"""

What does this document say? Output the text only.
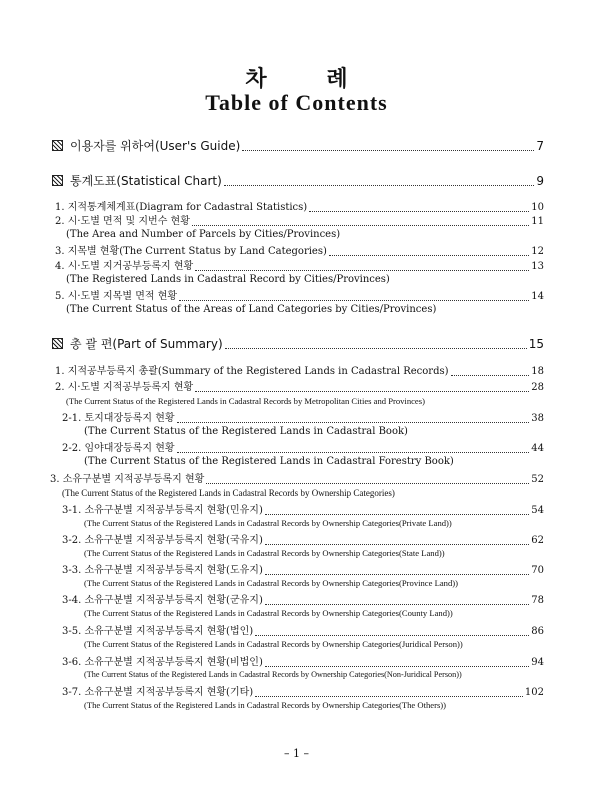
차 례
Table of Contents
이용자를 위하여(User's Guide)	7
통계도표(Statistical Chart)	9
1. 지적통계체계표(Diagram for Cadastral Statistics)	10
2. 시·도별 면적 및 지번수 현황	11
(The Area and Number of Parcels by Cities/Provinces)
3. 지목별 현황(The Current Status by Land Categories)	12
4. 시·도별 지거공부등록지 현황	13
(The Registered Lands in Cadastral Record by Cities/Provinces)
5. 시·도별 지목별 면적 현황	14
(The Current Status of the Areas of Land Categories by Cities/Provinces)
총 괄 편(Part of Summary)	15
1. 지적공부등록지 총괄(Summary of the Registered Lands in Cadastral Records)	18
2. 시·도별 지적공부등록지 현황	28
(The Current Status of the Registered Lands in Cadastral Records by Metropolitan Cities and Provinces)
2-1. 토지대장등록지 현황	38
(The Current Status of the Registered Lands in Cadastral Book)
2-2. 임야대장등록지 현황	44
(The Current Status of the Registered Lands in Cadastral Forestry Book)
3. 소유구분별 지적공부등록지 현황	52
(The Current Status of the Registered Lands in Cadastral Records by Ownership Categories)
3-1. 소유구분별 지적공부등록지 현황(민유지)	54
(The Current Status of the Registered Lands in Cadastral Records by Ownership Categories(Private Land))
3-2. 소유구분별 지적공부등록지 현황(국유지)	62
(The Current Status of the Registered Lands in Cadastral Records by Ownership Categories(State Land))
3-3. 소유구분별 지적공부등록지 현황(도유지)	70
(The Current Status of the Registered Lands in Cadastral Records by Ownership Categories(Province Land))
3-4. 소유구분별 지적공부등록지 현황(군유지)	78
(The Current Status of the Registered Lands in Cadastral Records by Ownership Categories(County Land))
3-5. 소유구분별 지적공부등록지 현황(법인)	86
(The Current Status of the Registered Lands in Cadastral Records by Ownership Categories(Juridical Person))
3-6. 소유구분별 지적공부등록지 현황(비법인)	94
(The Current Status of the Registered Lands in Cadastral Records by Ownership Categories(Non-Juridical Person))
3-7. 소유구분별 지적공부등록지 현황(기타)	102
(The Current Status of the Registered Lands in Cadastral Records by Ownership Categories(The Others))
– 1 –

"""

• Prompt: Each record above must be returned exactly as written, with its pictures omitted.

• Response to this task:
What does this document say? Output the text only.
차 례
Table of Contents
이용자를 위하여(User's Guide)	7
통계도표(Statistical Chart)	9
1. 지적통계체계표(Diagram for Cadastral Statistics)	10
2. 시·도별 면적 및 지번수 현황	11
(The Area and Number of Parcels by Cities/Provinces)
3. 지목별 현황(The Current Status by Land Categories)	12
4. 시·도별 지거공부등록지 현황	13
(The Registered Lands in Cadastral Record by Cities/Provinces)
5. 시·도별 지목별 면적 현황	14
(The Current Status of the Areas of Land Categories by Cities/Provinces)
총 괄 편(Part of Summary)	15
1. 지적공부등록지 총괄(Summary of the Registered Lands in Cadastral Records)	18
2. 시·도별 지적공부등록지 현황	28
(The Current Status of the Registered Lands in Cadastral Records by Metropolitan Cities and Provinces)
2-1. 토지대장등록지 현황	38
(The Current Status of the Registered Lands in Cadastral Book)
2-2. 임야대장등록지 현황	44
(The Current Status of the Registered Lands in Cadastral Forestry Book)
3. 소유구분별 지적공부등록지 현황	52
(The Current Status of the Registered Lands in Cadastral Records by Ownership Categories)
3-1. 소유구분별 지적공부등록지 현황(민유지)	54
(The Current Status of the Registered Lands in Cadastral Records by Ownership Categories(Private Land))
3-2. 소유구분별 지적공부등록지 현황(국유지)	62
(The Current Status of the Registered Lands in Cadastral Records by Ownership Categories(State Land))
3-3. 소유구분별 지적공부등록지 현황(도유지)	70
(The Current Status of the Registered Lands in Cadastral Records by Ownership Categories(Province Land))
3-4. 소유구분별 지적공부등록지 현황(군유지)	78
(The Current Status of the Registered Lands in Cadastral Records by Ownership Categories(County Land))
3-5. 소유구분별 지적공부등록지 현황(법인)	86
(The Current Status of the Registered Lands in Cadastral Records by Ownership Categories(Juridical Person))
3-6. 소유구분별 지적공부등록지 현황(비법인)	94
(The Current Status of the Registered Lands in Cadastral Records by Ownership Categories(Non-Juridical Person))
3-7. 소유구분별 지적공부등록지 현황(기타)	102
(The Current Status of the Registered Lands in Cadastral Records by Ownership Categories(The Others))
– 1 –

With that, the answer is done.